Quando la notte: recensione del film

Quando la notte

Dopo l’accoglienza “bifronte” a Venezia e le polemiche sul divieto ai minori di 14 anni – prima imposto, poi ritirato – arriva Quando la notte, l’ultima fatica di Cristina Comencini che è ora nelle sale italiane.

 

Nel film Quando la notte Marina è una giovane madre in vacanza col figlio di due anni in una casa sperduta tra le montagne. Con lei il piccolo Marco, la cui gestione diventa per Marina sempre più difficile: un compito improbo che si sforza di portare avanti da sola, ma per il quale non si sente adeguata, un impegno a tempo pieno che non le dà tregua e le toglie ogni energia. Una sera, la situazione si fa insostenibile e precipita.  A questo punto interviene Manfred, solitaria guida alpina dal carattere duro e spigoloso, proprietario della casa dove alloggia Marina e suo vicino.

Accortosi che qualcosa non va, accorre e porta il bambino in ospedale. Da questo momento Marina e Manfred condividono un segreto. Marina si sente in debito con Manfred, gli è riconoscente, ma lui è impenetrabile e spesso ostile. È un uomo solo, con un passato che lo ha profondamente segnato e che l’irrompere di Marina nella sua vita sta riportando a galla. Fra i due il rapporto è complicato,  conflittuale, ma sempre più stretto, anche perché presto Marina avrà l’occasione di ricambiare il favore di Manfred.

Una serie di record
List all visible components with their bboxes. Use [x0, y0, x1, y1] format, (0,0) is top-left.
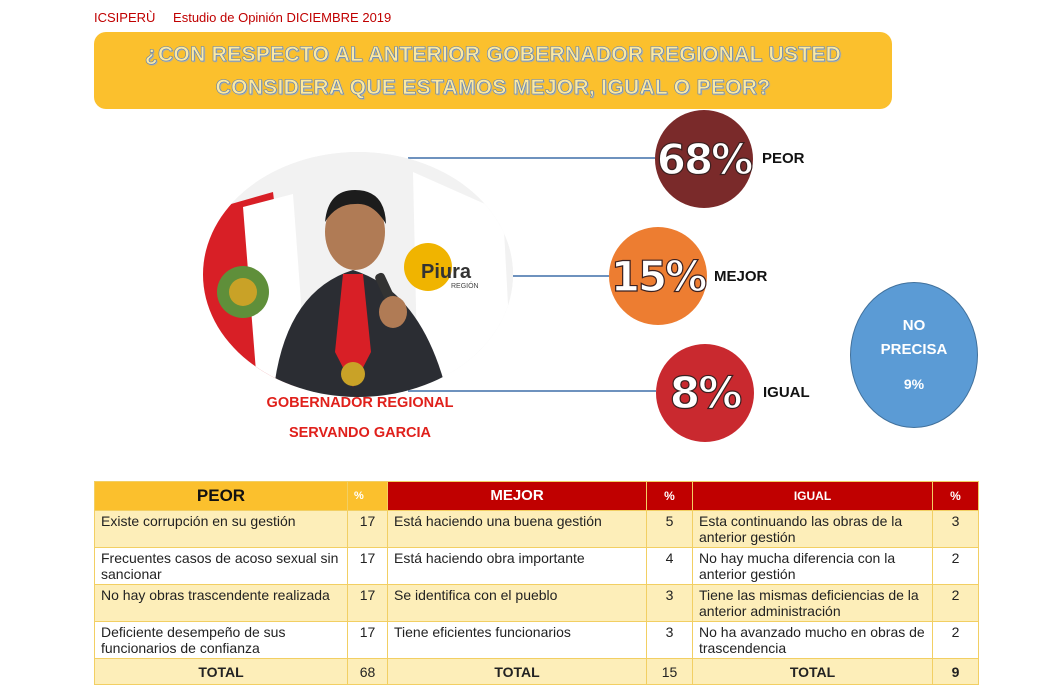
bubble-peor-label: PEOR	[762, 150, 805, 167]
mejor-header: MEJOR	[387, 481, 647, 511]
mejor-total-label: TOTAL	[387, 658, 647, 685]
study-title: Estudio de Opinión DICIEMBRE 2019	[173, 10, 392, 25]
question-banner: ¿CON RESPECTO AL ANTERIOR GOBERNADOR REG…	[94, 32, 892, 109]
table-row: Existe corrupción en su gestión 17 Está …	[94, 510, 979, 548]
peor-reason: No hay obras trascendente realizada	[94, 584, 348, 622]
hand	[379, 296, 407, 328]
table-row: Frecuentes casos de acoso sexual sin san…	[94, 547, 979, 585]
igual-value: 3	[932, 510, 979, 548]
bubble-igual-label: IGUAL	[763, 384, 810, 401]
mejor-value: 3	[646, 584, 693, 622]
logo-text: Piura	[421, 261, 472, 283]
question-line-2: CONSIDERA QUE ESTAMOS MEJOR, IGUAL O PEO…	[215, 75, 771, 99]
mejor-reason: Tiene eficientes funcionarios	[387, 621, 647, 659]
medal-icon	[341, 362, 365, 386]
igual-pct-header: %	[932, 481, 979, 511]
igual-reason: Esta continuando las obras de la anterio…	[692, 510, 933, 548]
igual-total-label: TOTAL	[692, 658, 933, 685]
mejor-value: 5	[646, 510, 693, 548]
report-header: ICSIPERÙ Estudio de Opinión DICIEMBRE 20…	[94, 10, 391, 25]
mejor-reason: Está haciendo obra importante	[387, 547, 647, 585]
logo-subtext: REGIÓN	[451, 281, 479, 290]
igual-value: 2	[932, 547, 979, 585]
hair	[325, 190, 386, 224]
mejor-pct-header: %	[646, 481, 693, 511]
bubble-peor-value: 68%	[656, 134, 754, 184]
peor-reason: Existe corrupción en su gestión	[94, 510, 348, 548]
igual-total-value: 9	[932, 658, 979, 685]
bubble-mejor: 15%	[609, 227, 708, 325]
no-precisa-line-1: NO	[902, 317, 926, 334]
reasons-table: PEOR % MEJOR % IGUAL % Existe corrupción…	[94, 481, 979, 685]
bubble-peor: 68%	[655, 110, 754, 208]
bubble-no-precisa: NO PRECISA 9%	[850, 282, 978, 428]
igual-reason: Tiene las mismas deficiencias de la ante…	[692, 584, 933, 622]
piura-logo-icon	[404, 243, 452, 291]
peor-pct-header: %	[347, 481, 388, 511]
peor-header: PEOR	[94, 481, 348, 511]
mejor-value: 3	[646, 621, 693, 659]
peor-total-value: 68	[347, 658, 388, 685]
peor-value: 17	[347, 584, 388, 622]
mejor-reason: Está haciendo una buena gestión	[387, 510, 647, 548]
no-precisa-line-2: PRECISA	[880, 341, 948, 358]
portrait-illustration: Piura REGIÓN	[203, 152, 513, 397]
sash	[335, 274, 371, 387]
mejor-value: 4	[646, 547, 693, 585]
table-header-row: PEOR % MEJOR % IGUAL %	[94, 481, 979, 511]
mejor-reason: Se identifica con el pueblo	[387, 584, 647, 622]
face	[325, 194, 385, 270]
igual-value: 2	[932, 584, 979, 622]
no-precisa-value: 9%	[903, 376, 925, 392]
igual-reason: No hay mucha diferencia con la anterior …	[692, 547, 933, 585]
bubble-mejor-label: MEJOR	[714, 268, 768, 285]
table-row: Deficiente desempeño de sus funcionarios…	[94, 621, 979, 659]
governor-title: GOBERNADOR REGIONAL	[266, 395, 454, 411]
bubble-igual-value: 8%	[669, 367, 743, 419]
governor-name: SERVANDO GARCIA	[288, 425, 432, 441]
governor-portrait: Piura REGIÓN	[203, 152, 513, 397]
peor-value: 17	[347, 621, 388, 659]
mejor-total-value: 15	[646, 658, 693, 685]
igual-reason: No ha avanzado mucho en obras de trascen…	[692, 621, 933, 659]
peor-total-label: TOTAL	[94, 658, 348, 685]
peor-reason: Deficiente desempeño de sus funcionarios…	[94, 621, 348, 659]
bubble-mejor-value: 15%	[610, 251, 708, 301]
table-row: No hay obras trascendente realizada 17 S…	[94, 584, 979, 622]
peor-value: 17	[347, 547, 388, 585]
table-total-row: TOTAL 68 TOTAL 15 TOTAL 9	[94, 658, 979, 685]
organization-name: ICSIPERÙ	[94, 10, 156, 25]
bubble-igual: 8%	[656, 344, 754, 442]
peor-value: 17	[347, 510, 388, 548]
igual-value: 2	[932, 621, 979, 659]
igual-header: IGUAL	[692, 481, 933, 511]
question-line-1: ¿CON RESPECTO AL ANTERIOR GOBERNADOR REG…	[144, 42, 842, 66]
peor-reason: Frecuentes casos de acoso sexual sin san…	[94, 547, 348, 585]
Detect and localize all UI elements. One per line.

Cosa fare ->
Ricopia la recensione da "Nel film Quando" a "e suo vicino.", sostituendo "Marco" con "Luca". I record non hanno alcun legame con la recensione.

Soluzione ->
Nel film Quando la notte Marina è una giovane madre in vacanza col figlio di due anni in una casa sperduta tra le montagne. Con lei il piccolo Luca, la cui gestione diventa per Marina sempre più difficile: un compito improbo che si sforza di portare avanti da sola, ma per il quale non si sente adeguata, un impegno a tempo pieno che non le dà tregua e le toglie ogni energia. Una sera, la situazione si fa insostenibile e precipita.  A questo punto interviene Manfred, solitaria guida alpina dal carattere duro e spigoloso, proprietario della casa dove alloggia Marina e suo vicino.